* START *

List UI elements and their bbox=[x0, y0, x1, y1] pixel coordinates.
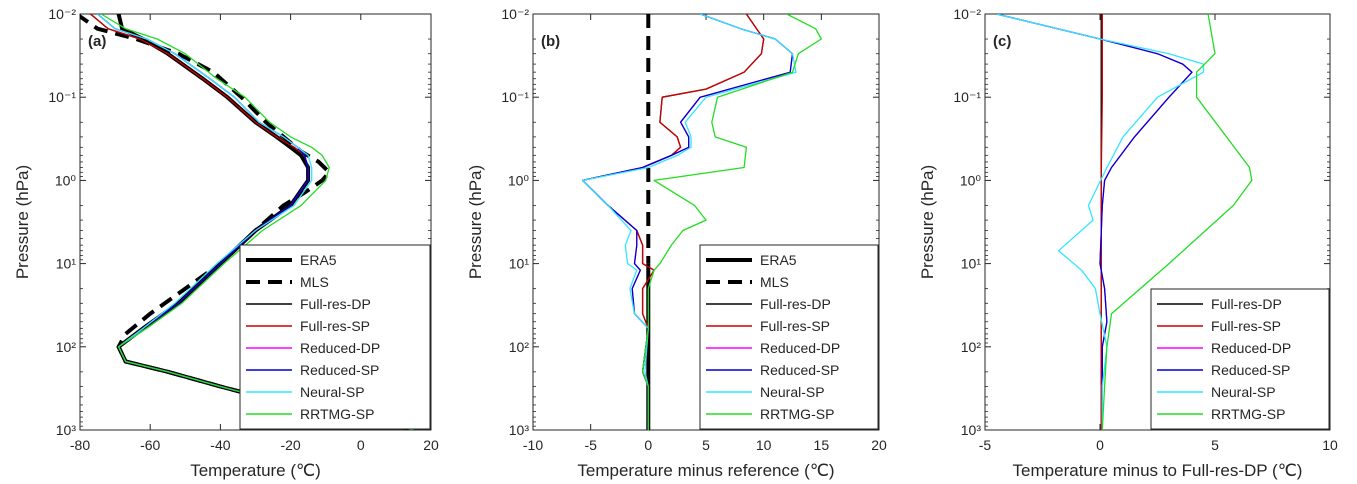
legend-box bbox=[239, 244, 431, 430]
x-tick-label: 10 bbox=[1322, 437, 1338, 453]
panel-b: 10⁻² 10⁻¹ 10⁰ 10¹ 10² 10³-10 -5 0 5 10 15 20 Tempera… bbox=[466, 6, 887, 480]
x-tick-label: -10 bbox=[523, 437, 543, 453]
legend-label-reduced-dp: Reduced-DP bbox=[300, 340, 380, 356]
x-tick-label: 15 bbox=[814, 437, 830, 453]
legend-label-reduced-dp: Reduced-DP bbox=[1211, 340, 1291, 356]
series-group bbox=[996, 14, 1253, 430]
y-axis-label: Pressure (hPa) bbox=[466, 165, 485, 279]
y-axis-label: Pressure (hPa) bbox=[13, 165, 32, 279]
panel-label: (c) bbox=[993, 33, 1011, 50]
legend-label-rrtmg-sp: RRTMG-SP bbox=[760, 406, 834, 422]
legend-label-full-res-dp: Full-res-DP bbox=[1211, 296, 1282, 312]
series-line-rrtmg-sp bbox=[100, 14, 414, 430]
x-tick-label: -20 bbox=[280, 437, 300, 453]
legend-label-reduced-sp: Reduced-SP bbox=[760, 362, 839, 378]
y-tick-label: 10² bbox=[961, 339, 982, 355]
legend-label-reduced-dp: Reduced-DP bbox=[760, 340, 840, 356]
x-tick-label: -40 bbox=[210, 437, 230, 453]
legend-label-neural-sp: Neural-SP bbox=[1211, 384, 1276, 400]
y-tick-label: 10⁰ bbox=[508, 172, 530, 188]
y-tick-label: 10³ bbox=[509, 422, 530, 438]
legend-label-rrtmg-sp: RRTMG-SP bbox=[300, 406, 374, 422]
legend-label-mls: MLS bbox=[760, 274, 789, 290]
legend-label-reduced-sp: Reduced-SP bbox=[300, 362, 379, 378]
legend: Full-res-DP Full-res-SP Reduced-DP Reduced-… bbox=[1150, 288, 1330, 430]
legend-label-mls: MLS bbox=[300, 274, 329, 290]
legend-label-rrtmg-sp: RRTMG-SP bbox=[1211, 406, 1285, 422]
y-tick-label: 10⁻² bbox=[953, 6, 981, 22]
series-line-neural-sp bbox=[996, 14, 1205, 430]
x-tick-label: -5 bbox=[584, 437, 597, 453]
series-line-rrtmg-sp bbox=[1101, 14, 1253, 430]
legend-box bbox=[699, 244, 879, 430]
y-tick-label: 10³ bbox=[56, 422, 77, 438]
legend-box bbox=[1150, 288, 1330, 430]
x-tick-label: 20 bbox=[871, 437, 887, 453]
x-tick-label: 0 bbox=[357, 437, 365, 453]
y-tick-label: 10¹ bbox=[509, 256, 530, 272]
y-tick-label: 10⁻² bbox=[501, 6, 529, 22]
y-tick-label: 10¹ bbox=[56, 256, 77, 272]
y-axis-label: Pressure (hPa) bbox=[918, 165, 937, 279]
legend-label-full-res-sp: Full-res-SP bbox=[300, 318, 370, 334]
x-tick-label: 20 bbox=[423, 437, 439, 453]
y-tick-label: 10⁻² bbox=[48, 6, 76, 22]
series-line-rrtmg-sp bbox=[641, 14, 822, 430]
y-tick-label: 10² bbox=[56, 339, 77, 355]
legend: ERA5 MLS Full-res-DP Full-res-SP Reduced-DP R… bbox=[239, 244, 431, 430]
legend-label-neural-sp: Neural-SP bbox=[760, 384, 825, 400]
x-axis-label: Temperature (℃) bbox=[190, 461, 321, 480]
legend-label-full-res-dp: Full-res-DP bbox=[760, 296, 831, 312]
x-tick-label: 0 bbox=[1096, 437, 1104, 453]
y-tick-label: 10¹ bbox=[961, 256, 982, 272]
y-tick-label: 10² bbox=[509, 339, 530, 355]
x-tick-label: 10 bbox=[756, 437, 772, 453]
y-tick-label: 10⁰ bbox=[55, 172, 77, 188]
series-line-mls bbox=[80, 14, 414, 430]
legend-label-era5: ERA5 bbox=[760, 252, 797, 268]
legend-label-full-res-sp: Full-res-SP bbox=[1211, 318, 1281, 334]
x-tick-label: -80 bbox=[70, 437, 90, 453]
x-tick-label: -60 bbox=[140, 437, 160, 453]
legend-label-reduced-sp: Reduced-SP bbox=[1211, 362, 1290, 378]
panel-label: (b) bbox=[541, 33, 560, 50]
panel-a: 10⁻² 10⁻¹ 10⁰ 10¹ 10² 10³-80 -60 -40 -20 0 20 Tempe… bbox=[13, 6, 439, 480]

* END *

> Objective
How many lines in the listing above contain the string "rrtmg", with case counting? Reply with the number alone.

> Response to this task
6